**What you should do**
Repeat all of the data precisely.

**Records excerpted from a collection**

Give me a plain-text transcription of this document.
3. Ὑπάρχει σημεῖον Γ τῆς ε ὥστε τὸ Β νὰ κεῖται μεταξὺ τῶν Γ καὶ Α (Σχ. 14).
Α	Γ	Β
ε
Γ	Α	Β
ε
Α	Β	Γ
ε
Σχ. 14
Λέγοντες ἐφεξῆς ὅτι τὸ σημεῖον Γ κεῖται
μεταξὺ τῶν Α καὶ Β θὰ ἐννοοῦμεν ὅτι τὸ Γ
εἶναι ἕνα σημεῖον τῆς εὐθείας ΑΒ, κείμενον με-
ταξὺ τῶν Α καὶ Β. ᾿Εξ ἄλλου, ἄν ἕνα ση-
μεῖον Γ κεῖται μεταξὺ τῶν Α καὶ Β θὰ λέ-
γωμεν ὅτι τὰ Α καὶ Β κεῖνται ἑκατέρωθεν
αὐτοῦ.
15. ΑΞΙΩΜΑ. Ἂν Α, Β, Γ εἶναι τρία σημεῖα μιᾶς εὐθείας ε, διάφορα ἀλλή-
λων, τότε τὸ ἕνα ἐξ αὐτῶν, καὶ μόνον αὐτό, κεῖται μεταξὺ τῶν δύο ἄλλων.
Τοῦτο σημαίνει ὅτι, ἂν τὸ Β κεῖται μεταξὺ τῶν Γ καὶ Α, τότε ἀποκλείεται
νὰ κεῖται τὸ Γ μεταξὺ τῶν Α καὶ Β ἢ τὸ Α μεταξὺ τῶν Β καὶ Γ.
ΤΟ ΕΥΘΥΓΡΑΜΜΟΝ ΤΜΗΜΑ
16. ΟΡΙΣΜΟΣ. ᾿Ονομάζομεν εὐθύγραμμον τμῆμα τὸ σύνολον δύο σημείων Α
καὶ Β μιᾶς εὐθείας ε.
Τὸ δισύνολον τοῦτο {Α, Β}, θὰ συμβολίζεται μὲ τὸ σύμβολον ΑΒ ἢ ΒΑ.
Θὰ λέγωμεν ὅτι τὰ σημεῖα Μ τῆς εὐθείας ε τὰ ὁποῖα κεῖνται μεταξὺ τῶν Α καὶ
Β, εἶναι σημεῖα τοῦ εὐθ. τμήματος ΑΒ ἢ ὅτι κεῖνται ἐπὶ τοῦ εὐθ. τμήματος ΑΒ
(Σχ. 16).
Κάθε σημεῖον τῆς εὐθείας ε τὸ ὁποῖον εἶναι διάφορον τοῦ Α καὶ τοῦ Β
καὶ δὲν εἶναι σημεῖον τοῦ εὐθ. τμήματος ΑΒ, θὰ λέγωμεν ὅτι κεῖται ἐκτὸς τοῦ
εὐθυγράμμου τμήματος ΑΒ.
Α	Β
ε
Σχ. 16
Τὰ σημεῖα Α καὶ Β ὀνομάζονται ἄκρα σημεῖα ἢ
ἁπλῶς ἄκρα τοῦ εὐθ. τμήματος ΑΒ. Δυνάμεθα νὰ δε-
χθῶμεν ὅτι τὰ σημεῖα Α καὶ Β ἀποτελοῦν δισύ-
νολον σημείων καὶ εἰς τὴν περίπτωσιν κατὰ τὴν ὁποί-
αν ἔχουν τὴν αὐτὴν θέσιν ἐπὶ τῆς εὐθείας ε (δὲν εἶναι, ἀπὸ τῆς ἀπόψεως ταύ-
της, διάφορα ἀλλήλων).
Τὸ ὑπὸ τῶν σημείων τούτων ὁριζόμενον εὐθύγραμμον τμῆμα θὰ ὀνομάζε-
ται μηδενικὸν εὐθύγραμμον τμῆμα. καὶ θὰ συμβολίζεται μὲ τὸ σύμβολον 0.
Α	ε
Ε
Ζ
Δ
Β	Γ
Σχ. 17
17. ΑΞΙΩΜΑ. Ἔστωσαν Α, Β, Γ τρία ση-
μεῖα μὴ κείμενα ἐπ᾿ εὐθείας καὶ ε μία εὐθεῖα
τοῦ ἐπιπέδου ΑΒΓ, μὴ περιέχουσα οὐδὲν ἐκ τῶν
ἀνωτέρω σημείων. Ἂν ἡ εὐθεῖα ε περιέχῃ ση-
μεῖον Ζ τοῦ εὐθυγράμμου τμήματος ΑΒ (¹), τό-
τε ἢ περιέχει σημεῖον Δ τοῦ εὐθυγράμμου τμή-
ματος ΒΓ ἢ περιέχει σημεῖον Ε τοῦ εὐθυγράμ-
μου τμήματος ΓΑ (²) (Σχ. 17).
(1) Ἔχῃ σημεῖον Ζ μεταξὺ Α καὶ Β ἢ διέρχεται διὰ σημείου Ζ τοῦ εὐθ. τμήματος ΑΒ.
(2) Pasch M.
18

**Solution to this problem**
Give me a plain-text transcription of this document.
3. Ὑπάρχει σημεῖον Γ τῆς ε ὥστε τὸ Β νὰ κεῖται μεταξὺ τῶν Γ καὶ Α (Σχ. 14).
Α	Γ	Β
ε
Γ	Α	Β
ε
Α	Β	Γ
ε
Σχ. 14
Λέγοντες ἐφεξῆς ὅτι τὸ σημεῖον Γ κεῖται
μεταξὺ τῶν Α καὶ Β θὰ ἐννοοῦμεν ὅτι τὸ Γ
εἶναι ἕνα σημεῖον τῆς εὐθείας ΑΒ, κείμενον με-
ταξὺ τῶν Α καὶ Β. ᾿Εξ ἄλλου, ἄν ἕνα ση-
μεῖον Γ κεῖται μεταξὺ τῶν Α καὶ Β θὰ λέ-
γωμεν ὅτι τὰ Α καὶ Β κεῖνται ἑκατέρωθεν
αὐτοῦ.
15. ΑΞΙΩΜΑ. Ἂν Α, Β, Γ εἶναι τρία σημεῖα μιᾶς εὐθείας ε, διάφορα ἀλλή-
λων, τότε τὸ ἕνα ἐξ αὐτῶν, καὶ μόνον αὐτό, κεῖται μεταξὺ τῶν δύο ἄλλων.
Τοῦτο σημαίνει ὅτι, ἂν τὸ Β κεῖται μεταξὺ τῶν Γ καὶ Α, τότε ἀποκλείεται
νὰ κεῖται τὸ Γ μεταξὺ τῶν Α καὶ Β ἢ τὸ Α μεταξὺ τῶν Β καὶ Γ.
ΤΟ ΕΥΘΥΓΡΑΜΜΟΝ ΤΜΗΜΑ
16. ΟΡΙΣΜΟΣ. ᾿Ονομάζομεν εὐθύγραμμον τμῆμα τὸ σύνολον δύο σημείων Α
καὶ Β μιᾶς εὐθείας ε.
Τὸ δισύνολον τοῦτο {Α, Β}, θὰ συμβολίζεται μὲ τὸ σύμβολον ΑΒ ἢ ΒΑ.
Θὰ λέγωμεν ὅτι τὰ σημεῖα Μ τῆς εὐθείας ε τὰ ὁποῖα κεῖνται μεταξὺ τῶν Α καὶ
Β, εἶναι σημεῖα τοῦ εὐθ. τμήματος ΑΒ ἢ ὅτι κεῖνται ἐπὶ τοῦ εὐθ. τμήματος ΑΒ
(Σχ. 16).
Κάθε σημεῖον τῆς εὐθείας ε τὸ ὁποῖον εἶναι διάφορον τοῦ Α καὶ τοῦ Β
καὶ δὲν εἶναι σημεῖον τοῦ εὐθ. τμήματος ΑΒ, θὰ λέγωμεν ὅτι κεῖται ἐκτὸς τοῦ
εὐθυγράμμου τμήματος ΑΒ.
Α	Β
ε
Σχ. 16
Τὰ σημεῖα Α καὶ Β ὀνομάζονται ἄκρα σημεῖα ἢ
ἁπλῶς ἄκρα τοῦ εὐθ. τμήματος ΑΒ. Δυνάμεθα νὰ δε-
χθῶμεν ὅτι τὰ σημεῖα Α καὶ Β ἀποτελοῦν δισύ-
νολον σημείων καὶ εἰς τὴν περίπτωσιν κατὰ τὴν ὁποί-
αν ἔχουν τὴν αὐτὴν θέσιν ἐπὶ τῆς εὐθείας ε (δὲν εἶναι, ἀπὸ τῆς ἀπόψεως ταύ-
της, διάφορα ἀλλήλων).
Τὸ ὑπὸ τῶν σημείων τούτων ὁριζόμενον εὐθύγραμμον τμῆμα θὰ ὀνομάζε-
ται μηδενικὸν εὐθύγραμμον τμῆμα. καὶ θὰ συμβολίζεται μὲ τὸ σύμβολον 0.
Α	ε
Ε
Ζ
Δ
Β	Γ
Σχ. 17
17. ΑΞΙΩΜΑ. Ἔστωσαν Α, Β, Γ τρία ση-
μεῖα μὴ κείμενα ἐπ᾿ εὐθείας καὶ ε μία εὐθεῖα
τοῦ ἐπιπέδου ΑΒΓ, μὴ περιέχουσα οὐδὲν ἐκ τῶν
ἀνωτέρω σημείων. Ἂν ἡ εὐθεῖα ε περιέχῃ ση-
μεῖον Ζ τοῦ εὐθυγράμμου τμήματος ΑΒ (¹), τό-
τε ἢ περιέχει σημεῖον Δ τοῦ εὐθυγράμμου τμή-
ματος ΒΓ ἢ περιέχει σημεῖον Ε τοῦ εὐθυγράμ-
μου τμήματος ΓΑ (²) (Σχ. 17).
(1) Ἔχῃ σημεῖον Ζ μεταξὺ Α καὶ Β ἢ διέρχεται διὰ σημείου Ζ τοῦ εὐθ. τμήματος ΑΒ.
(2) Pasch M.
18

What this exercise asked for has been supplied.